Goal:
Where a line in the listing contains the string "color", copy that line out.

Raw records:
────────────────────

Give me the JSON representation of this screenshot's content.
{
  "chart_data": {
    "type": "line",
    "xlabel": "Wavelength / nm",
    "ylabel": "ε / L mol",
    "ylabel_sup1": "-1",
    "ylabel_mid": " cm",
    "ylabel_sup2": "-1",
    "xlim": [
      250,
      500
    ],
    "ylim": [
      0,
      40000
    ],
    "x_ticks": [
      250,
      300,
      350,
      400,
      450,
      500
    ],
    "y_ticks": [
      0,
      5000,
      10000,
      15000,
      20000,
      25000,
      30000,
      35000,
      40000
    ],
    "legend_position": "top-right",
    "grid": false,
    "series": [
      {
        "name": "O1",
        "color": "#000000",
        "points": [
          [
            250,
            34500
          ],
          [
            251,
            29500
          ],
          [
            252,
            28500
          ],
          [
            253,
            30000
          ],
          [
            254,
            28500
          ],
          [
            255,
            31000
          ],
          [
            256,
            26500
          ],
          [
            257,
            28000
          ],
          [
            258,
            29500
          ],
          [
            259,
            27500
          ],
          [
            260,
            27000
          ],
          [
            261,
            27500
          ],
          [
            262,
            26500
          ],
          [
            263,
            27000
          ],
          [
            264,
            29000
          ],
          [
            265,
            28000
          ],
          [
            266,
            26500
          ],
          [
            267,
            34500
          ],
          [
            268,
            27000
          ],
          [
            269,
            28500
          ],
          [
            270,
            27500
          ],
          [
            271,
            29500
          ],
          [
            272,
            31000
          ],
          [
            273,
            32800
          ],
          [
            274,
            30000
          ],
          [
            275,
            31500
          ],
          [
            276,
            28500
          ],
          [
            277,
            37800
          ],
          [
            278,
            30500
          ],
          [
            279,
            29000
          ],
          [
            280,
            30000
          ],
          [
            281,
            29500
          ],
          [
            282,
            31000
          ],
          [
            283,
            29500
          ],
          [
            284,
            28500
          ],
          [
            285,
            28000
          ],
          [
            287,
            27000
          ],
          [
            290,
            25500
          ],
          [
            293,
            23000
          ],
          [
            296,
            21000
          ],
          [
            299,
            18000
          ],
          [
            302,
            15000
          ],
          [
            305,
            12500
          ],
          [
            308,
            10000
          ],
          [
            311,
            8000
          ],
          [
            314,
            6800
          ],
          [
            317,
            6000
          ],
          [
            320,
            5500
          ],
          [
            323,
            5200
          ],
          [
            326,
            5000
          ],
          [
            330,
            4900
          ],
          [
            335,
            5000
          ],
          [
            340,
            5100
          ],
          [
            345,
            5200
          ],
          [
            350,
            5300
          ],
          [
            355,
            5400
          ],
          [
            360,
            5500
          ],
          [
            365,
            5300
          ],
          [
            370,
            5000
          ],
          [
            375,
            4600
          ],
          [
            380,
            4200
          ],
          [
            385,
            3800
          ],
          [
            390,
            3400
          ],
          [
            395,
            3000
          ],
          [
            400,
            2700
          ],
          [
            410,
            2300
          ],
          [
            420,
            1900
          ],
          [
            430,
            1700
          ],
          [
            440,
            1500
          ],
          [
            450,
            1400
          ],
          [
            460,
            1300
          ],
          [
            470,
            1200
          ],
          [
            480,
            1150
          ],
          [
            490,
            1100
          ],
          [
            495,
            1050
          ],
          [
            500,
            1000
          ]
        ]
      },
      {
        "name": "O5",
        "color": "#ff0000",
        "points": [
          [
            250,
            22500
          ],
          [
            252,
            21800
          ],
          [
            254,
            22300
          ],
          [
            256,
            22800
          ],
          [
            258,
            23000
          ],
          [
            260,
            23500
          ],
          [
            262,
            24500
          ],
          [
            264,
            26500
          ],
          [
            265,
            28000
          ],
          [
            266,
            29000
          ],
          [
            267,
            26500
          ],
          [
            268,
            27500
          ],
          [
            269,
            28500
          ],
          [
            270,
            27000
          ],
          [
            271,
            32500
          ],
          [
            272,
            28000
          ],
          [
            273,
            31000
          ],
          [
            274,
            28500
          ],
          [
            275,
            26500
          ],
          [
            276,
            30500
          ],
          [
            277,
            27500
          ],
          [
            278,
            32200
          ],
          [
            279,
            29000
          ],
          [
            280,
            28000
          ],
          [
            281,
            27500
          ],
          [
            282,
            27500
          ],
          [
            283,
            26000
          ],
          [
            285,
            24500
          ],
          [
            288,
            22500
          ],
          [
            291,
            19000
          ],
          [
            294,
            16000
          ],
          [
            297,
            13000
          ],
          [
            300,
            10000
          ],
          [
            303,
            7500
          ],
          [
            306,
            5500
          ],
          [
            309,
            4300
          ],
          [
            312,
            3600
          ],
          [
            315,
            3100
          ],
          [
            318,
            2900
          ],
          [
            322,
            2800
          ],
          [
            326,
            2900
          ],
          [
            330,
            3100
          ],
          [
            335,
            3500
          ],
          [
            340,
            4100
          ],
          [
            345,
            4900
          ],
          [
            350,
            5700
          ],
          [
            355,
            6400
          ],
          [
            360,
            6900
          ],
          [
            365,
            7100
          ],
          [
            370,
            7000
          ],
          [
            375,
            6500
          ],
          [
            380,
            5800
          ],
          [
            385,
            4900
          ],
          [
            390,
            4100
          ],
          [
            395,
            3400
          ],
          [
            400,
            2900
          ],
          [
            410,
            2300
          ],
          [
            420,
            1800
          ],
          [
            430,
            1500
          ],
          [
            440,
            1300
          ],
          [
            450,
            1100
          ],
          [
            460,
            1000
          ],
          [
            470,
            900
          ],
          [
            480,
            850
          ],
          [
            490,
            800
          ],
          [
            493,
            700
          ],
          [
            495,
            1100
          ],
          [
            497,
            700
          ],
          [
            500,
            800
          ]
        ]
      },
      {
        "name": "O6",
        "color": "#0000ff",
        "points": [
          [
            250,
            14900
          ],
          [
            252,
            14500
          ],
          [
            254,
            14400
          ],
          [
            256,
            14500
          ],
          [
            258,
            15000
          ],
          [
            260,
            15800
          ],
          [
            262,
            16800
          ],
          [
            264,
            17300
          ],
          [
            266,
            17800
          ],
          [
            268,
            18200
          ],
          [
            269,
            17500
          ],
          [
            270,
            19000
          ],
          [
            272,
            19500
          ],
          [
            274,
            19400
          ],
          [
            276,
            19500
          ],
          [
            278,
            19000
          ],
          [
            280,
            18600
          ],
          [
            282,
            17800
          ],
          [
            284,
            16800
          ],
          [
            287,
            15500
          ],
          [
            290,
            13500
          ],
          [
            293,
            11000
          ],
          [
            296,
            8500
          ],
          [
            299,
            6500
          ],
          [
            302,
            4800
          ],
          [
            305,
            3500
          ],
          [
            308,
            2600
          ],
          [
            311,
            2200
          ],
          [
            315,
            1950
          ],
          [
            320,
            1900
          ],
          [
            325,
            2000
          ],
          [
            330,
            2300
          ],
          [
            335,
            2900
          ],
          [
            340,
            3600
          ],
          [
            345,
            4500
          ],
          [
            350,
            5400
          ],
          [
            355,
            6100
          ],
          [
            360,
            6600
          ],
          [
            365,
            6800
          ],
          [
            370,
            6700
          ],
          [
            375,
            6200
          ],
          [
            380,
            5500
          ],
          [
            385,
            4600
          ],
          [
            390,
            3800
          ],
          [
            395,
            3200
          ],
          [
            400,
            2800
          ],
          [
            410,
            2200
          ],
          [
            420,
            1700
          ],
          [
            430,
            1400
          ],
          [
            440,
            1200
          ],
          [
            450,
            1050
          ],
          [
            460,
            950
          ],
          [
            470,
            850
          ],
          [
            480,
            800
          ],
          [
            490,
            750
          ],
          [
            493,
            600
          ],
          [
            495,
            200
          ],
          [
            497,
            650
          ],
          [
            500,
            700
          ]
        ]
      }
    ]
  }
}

────────────────────

Response to this exercise:
        "color": "#000000",
        "color": "#ff0000",
        "color": "#0000ff",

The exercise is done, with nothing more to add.